### Requirement
Leave out every picture. Copy exactly the lines from the one holding "Reverse-engineer this chart into JSON." through the one holding "Enumerate this screenshot's".
— START Supplied information —
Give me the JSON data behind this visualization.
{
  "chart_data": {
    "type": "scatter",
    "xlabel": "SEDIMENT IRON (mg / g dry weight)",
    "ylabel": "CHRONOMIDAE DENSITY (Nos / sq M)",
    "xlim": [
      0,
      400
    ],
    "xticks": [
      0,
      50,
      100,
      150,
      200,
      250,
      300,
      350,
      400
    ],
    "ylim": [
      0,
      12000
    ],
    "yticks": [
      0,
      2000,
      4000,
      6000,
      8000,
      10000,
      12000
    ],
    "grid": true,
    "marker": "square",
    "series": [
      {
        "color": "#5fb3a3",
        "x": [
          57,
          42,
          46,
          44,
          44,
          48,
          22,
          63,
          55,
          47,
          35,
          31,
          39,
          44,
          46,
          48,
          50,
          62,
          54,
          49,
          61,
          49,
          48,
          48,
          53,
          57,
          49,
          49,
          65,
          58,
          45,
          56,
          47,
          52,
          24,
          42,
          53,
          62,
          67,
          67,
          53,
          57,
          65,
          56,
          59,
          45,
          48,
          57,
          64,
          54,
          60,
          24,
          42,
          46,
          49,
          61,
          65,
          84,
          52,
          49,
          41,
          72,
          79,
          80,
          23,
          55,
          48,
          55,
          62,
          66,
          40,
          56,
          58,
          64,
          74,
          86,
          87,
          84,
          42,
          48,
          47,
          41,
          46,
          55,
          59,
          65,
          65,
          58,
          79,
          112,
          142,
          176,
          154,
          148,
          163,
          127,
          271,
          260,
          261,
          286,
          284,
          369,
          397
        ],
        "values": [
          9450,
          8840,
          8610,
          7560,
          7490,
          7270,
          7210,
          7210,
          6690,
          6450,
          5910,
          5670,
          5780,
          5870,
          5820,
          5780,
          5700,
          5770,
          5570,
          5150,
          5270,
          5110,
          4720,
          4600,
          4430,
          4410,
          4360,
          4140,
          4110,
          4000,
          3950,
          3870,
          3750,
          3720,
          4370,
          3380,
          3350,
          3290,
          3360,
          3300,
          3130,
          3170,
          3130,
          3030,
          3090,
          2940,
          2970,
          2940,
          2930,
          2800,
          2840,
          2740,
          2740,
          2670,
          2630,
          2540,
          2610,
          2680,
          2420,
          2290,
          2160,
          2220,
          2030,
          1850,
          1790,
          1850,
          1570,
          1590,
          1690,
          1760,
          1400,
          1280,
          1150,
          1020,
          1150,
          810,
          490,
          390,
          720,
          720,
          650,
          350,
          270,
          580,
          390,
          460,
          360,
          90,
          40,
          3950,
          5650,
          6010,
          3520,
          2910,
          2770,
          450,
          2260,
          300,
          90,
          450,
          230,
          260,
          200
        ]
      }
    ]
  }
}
— END Supplied information —
— START Supplied information —
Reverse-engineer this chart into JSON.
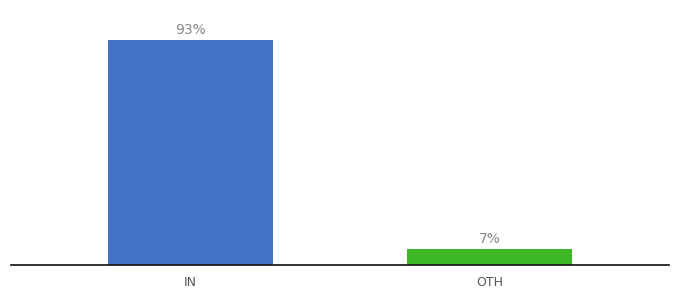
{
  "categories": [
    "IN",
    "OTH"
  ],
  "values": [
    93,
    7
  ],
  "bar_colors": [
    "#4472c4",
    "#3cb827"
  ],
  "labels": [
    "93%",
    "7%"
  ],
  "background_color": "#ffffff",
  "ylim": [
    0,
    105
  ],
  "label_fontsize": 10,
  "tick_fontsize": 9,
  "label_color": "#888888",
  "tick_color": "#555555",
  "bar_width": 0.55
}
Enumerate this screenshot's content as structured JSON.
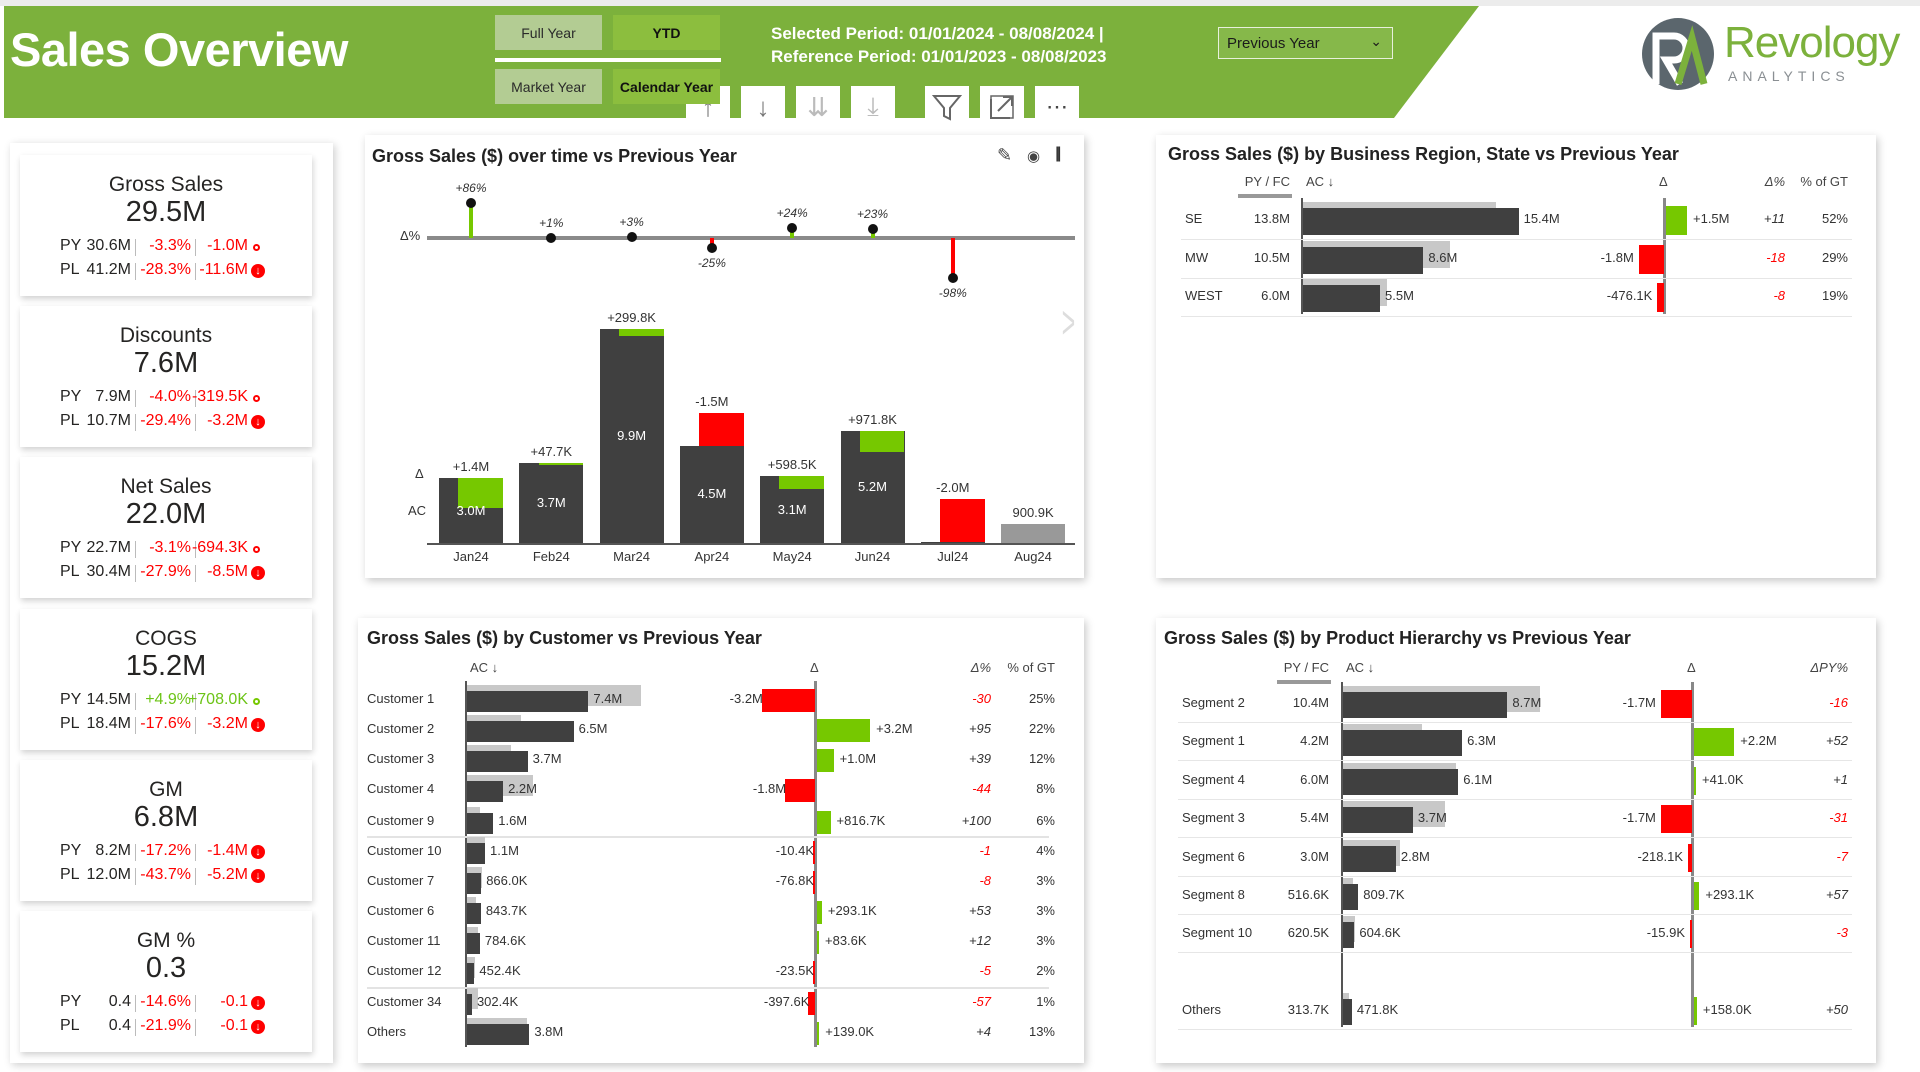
— END Supplied information —
— START Supplied information —
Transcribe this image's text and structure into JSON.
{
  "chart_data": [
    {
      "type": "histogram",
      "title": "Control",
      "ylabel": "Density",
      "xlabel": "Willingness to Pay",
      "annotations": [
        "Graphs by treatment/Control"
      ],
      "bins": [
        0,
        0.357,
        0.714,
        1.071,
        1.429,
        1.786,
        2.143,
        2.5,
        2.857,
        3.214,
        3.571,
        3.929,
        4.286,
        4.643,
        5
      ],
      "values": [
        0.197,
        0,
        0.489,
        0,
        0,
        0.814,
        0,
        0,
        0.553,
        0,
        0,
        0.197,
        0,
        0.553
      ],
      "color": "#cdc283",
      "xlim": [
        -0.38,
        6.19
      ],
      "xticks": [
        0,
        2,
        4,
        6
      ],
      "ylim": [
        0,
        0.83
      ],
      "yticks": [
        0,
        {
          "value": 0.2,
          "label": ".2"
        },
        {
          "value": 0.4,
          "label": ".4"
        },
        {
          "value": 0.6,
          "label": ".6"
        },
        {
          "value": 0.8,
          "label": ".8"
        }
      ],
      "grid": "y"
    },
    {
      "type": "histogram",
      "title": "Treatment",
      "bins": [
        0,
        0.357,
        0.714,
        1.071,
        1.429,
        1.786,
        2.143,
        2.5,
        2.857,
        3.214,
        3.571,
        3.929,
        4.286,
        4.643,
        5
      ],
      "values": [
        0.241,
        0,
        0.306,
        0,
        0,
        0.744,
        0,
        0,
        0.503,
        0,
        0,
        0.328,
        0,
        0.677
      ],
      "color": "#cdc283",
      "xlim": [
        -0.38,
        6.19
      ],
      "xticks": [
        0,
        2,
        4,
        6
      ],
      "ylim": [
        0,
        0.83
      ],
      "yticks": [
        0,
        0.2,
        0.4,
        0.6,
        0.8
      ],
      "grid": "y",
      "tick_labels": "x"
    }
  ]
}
— END Supplied information —
### Task response
Reverse-engineer this chart into JSON.
{
  "categories": [
    "IN",
    "OTH"
  ],
  "values": [
    93,
    7
  ],
  "bar_colors": [
    "#4472c4",
    "#3cb827"
  ],
  "labels": [
    "93%",
    "7%"
  ],
  "background_color": "#ffffff",
  "ylim": [
    0,
    105
  ],
  "label_fontsize": 10,
  "tick_fontsize": 9,
  "label_color": "#888888",
  "tick_color": "#555555",
  "bar_width": 0.55
}
Enumerate this screenshot's content as structured JSON.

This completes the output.